Exercise prompt :: Tally how many lines include "name". The number is the whole answer.

Listed records ::
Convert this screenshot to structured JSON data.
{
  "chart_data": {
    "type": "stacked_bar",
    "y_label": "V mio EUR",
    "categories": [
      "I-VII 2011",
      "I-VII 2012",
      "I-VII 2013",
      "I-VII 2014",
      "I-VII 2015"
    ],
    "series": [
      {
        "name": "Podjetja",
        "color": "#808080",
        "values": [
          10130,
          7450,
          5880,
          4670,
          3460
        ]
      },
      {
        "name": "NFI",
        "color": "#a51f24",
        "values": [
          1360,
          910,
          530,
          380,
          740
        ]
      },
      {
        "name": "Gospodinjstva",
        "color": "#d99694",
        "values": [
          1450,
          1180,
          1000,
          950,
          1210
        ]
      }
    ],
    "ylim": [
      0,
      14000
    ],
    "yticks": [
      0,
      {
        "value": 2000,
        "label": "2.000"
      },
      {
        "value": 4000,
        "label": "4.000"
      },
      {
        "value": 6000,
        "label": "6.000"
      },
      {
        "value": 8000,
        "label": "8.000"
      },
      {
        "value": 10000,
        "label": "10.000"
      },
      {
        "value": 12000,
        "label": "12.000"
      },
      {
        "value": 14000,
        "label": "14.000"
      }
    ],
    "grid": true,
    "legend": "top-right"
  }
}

Task solution :: 3